Exercise
For each line below that includes the word "rendjét", make a copy.
━━━━━━━━
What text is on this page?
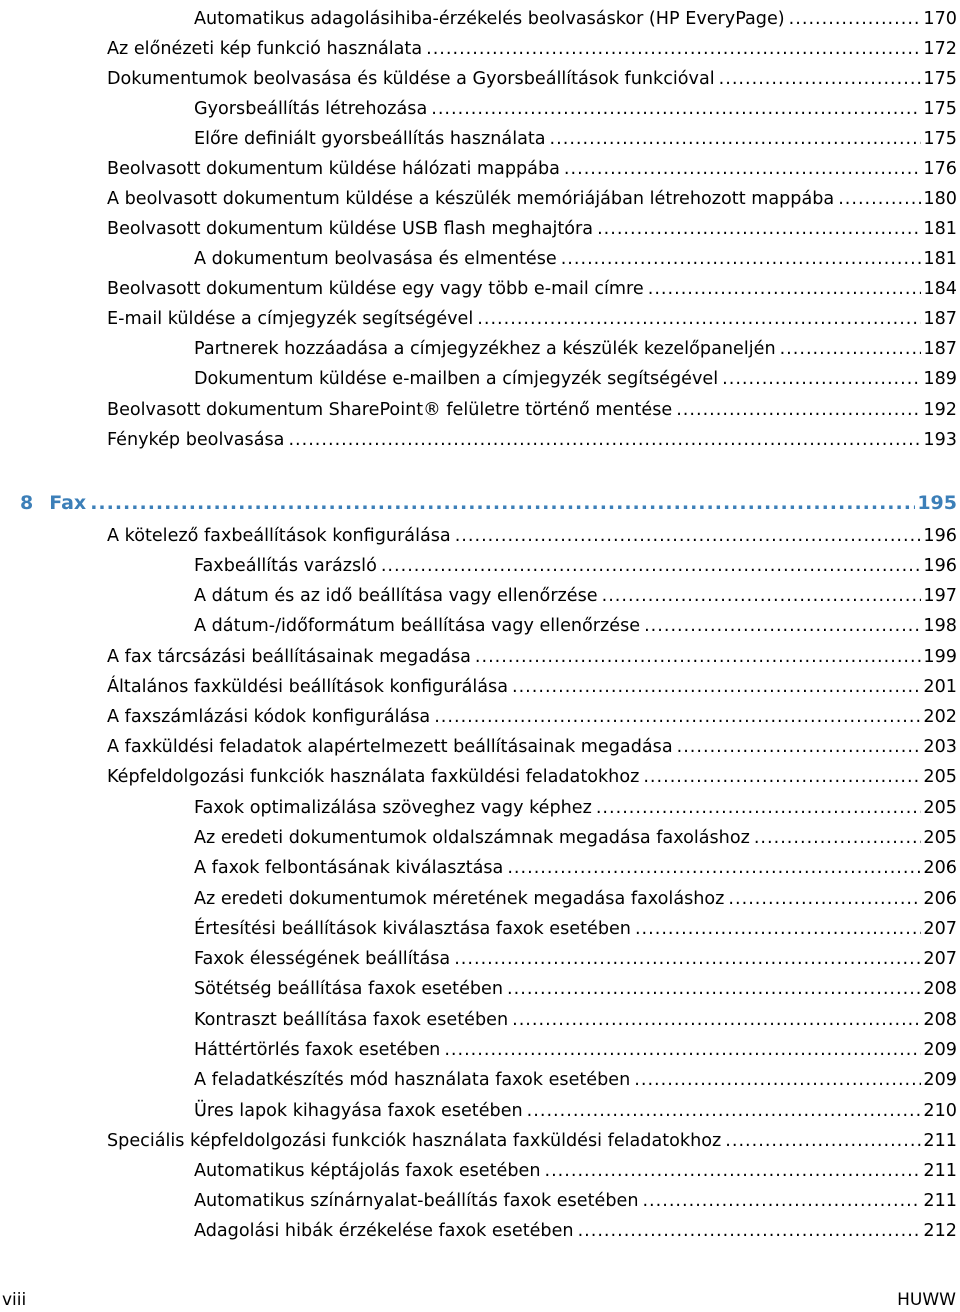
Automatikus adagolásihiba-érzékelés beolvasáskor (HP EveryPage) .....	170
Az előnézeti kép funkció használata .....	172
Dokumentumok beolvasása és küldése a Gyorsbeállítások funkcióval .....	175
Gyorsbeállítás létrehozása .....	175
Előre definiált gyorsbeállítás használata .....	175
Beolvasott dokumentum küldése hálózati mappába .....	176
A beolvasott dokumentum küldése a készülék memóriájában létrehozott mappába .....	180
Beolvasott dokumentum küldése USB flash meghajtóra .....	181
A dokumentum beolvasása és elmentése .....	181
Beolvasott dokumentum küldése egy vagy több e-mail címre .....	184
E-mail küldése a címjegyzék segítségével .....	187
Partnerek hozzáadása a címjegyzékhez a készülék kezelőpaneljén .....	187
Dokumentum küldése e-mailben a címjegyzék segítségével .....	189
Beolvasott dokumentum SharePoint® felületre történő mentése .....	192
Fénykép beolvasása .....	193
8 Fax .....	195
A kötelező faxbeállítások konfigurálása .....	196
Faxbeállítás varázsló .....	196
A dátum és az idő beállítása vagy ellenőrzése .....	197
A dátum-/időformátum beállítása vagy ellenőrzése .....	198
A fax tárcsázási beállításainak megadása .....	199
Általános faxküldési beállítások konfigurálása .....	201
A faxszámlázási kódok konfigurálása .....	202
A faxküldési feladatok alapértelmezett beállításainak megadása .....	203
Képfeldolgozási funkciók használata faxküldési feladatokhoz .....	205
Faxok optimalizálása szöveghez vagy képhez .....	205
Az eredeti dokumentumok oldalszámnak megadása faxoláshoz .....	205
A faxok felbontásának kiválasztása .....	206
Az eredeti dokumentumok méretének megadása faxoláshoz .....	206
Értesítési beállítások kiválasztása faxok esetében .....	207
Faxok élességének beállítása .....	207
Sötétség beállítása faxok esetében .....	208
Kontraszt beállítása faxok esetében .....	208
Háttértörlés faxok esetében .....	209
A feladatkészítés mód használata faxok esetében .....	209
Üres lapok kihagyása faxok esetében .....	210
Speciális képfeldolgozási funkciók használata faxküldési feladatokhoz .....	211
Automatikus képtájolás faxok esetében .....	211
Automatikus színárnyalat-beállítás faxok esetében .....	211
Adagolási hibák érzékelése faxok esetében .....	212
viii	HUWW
━━━━━━━━
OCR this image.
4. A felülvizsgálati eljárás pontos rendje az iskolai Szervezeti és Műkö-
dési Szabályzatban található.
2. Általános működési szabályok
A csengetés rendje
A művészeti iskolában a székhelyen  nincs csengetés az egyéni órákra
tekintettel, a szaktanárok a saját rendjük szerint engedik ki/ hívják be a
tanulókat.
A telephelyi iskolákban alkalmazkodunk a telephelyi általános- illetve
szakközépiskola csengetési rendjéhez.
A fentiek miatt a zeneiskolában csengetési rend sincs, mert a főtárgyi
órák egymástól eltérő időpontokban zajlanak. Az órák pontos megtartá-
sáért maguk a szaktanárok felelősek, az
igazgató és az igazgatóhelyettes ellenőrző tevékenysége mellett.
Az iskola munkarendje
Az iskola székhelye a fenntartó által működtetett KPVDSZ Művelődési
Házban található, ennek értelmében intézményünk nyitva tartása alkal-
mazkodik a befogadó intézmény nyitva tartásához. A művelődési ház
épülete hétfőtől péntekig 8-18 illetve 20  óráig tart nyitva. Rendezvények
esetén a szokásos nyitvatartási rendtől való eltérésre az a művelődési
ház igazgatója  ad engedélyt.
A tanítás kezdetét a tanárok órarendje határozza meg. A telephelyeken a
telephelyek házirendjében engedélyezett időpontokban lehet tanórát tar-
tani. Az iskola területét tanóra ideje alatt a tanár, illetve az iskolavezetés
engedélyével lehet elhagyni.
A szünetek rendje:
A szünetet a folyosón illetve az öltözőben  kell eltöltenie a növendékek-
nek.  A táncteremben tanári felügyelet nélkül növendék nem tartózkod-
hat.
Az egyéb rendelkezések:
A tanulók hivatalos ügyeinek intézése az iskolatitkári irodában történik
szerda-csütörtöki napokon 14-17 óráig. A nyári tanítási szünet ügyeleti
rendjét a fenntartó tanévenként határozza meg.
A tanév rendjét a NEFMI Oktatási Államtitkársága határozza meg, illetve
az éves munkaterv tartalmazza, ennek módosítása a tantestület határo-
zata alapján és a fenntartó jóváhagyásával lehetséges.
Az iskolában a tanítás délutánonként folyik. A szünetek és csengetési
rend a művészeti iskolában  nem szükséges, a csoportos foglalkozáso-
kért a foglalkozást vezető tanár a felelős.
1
━━━━━━━━
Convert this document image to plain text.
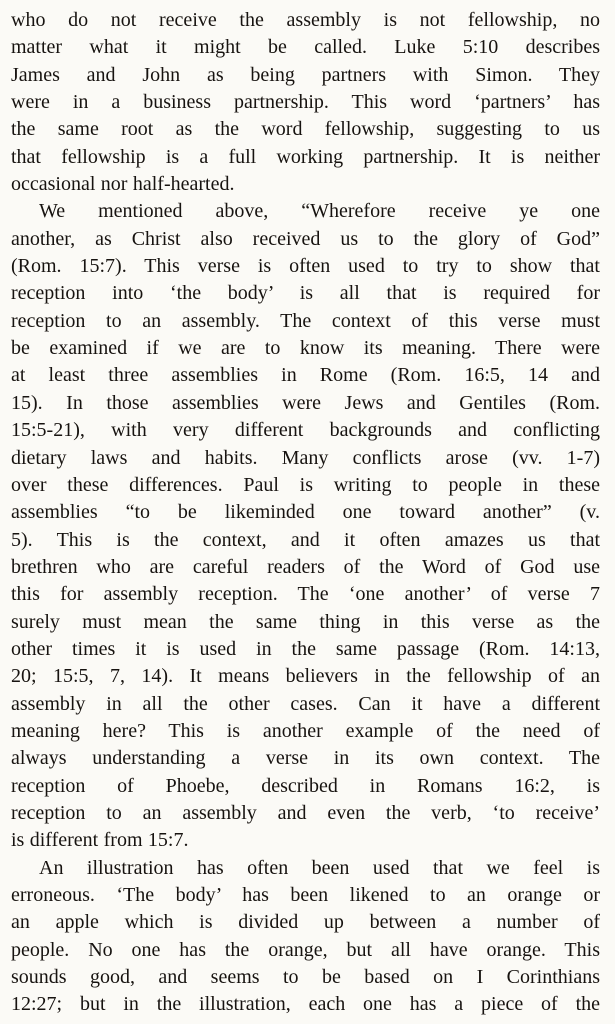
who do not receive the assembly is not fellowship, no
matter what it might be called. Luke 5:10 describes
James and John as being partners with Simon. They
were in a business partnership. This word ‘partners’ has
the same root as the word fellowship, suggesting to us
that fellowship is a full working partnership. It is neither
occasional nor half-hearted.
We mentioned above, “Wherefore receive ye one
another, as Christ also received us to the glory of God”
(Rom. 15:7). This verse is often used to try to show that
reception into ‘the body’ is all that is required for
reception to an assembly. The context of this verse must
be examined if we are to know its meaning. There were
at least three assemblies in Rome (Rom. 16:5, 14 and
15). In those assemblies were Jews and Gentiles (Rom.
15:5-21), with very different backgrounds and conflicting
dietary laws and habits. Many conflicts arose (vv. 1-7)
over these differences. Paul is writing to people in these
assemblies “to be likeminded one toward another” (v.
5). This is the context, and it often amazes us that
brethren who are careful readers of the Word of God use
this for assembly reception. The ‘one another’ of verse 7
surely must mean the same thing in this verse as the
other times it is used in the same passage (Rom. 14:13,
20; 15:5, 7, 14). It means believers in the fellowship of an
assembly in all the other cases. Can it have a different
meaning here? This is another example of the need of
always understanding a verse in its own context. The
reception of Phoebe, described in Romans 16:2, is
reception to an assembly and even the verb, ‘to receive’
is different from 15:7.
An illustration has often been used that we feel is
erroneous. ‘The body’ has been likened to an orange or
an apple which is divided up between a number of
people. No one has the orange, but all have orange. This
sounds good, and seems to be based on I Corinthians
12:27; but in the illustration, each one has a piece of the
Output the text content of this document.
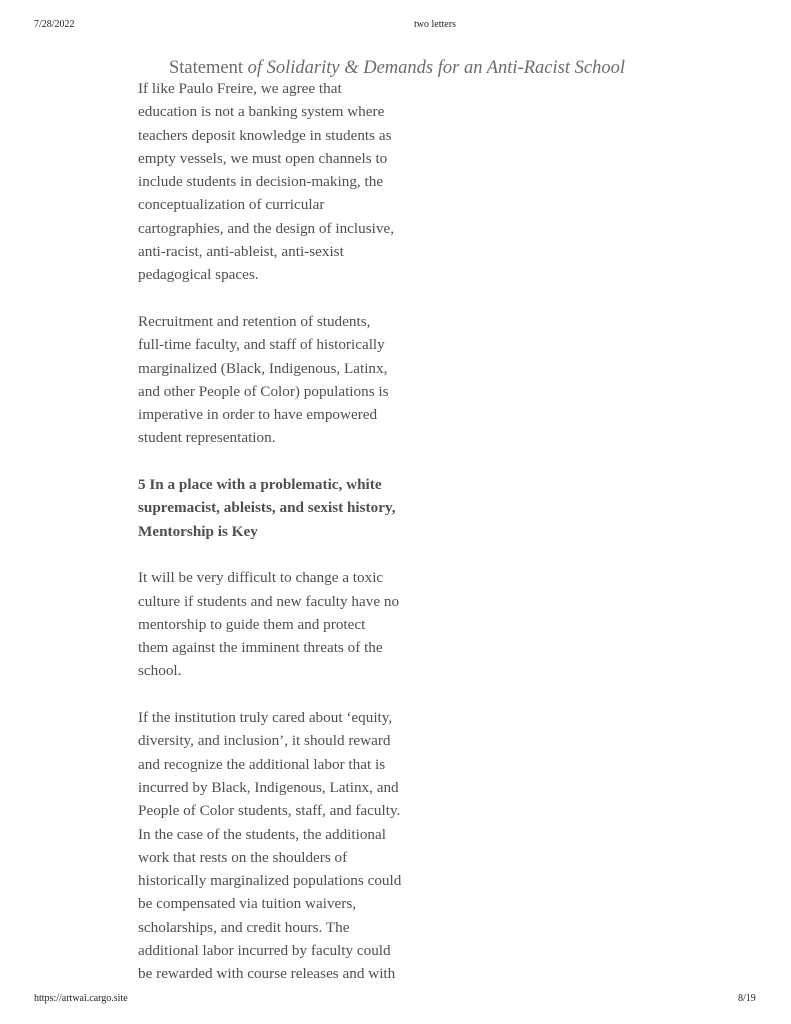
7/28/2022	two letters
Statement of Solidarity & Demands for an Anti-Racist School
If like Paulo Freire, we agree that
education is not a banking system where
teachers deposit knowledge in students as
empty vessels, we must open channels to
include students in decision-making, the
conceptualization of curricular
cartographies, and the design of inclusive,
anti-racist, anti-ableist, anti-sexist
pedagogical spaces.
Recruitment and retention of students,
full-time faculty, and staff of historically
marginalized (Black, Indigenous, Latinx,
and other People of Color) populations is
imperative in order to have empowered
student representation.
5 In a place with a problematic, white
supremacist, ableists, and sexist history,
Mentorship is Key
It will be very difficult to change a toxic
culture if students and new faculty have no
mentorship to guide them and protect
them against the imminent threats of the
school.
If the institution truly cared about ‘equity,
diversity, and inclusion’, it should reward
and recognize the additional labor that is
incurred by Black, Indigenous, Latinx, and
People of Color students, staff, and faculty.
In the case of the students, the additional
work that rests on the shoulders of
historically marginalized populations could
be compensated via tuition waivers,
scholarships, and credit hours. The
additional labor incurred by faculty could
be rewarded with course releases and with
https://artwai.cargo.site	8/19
━━━━━━━━
Answer in full
rendjét a fenntartó tanévenként határozza meg.
A tanév rendjét a NEFMI Oktatási Államtitkársága határozza meg, illetve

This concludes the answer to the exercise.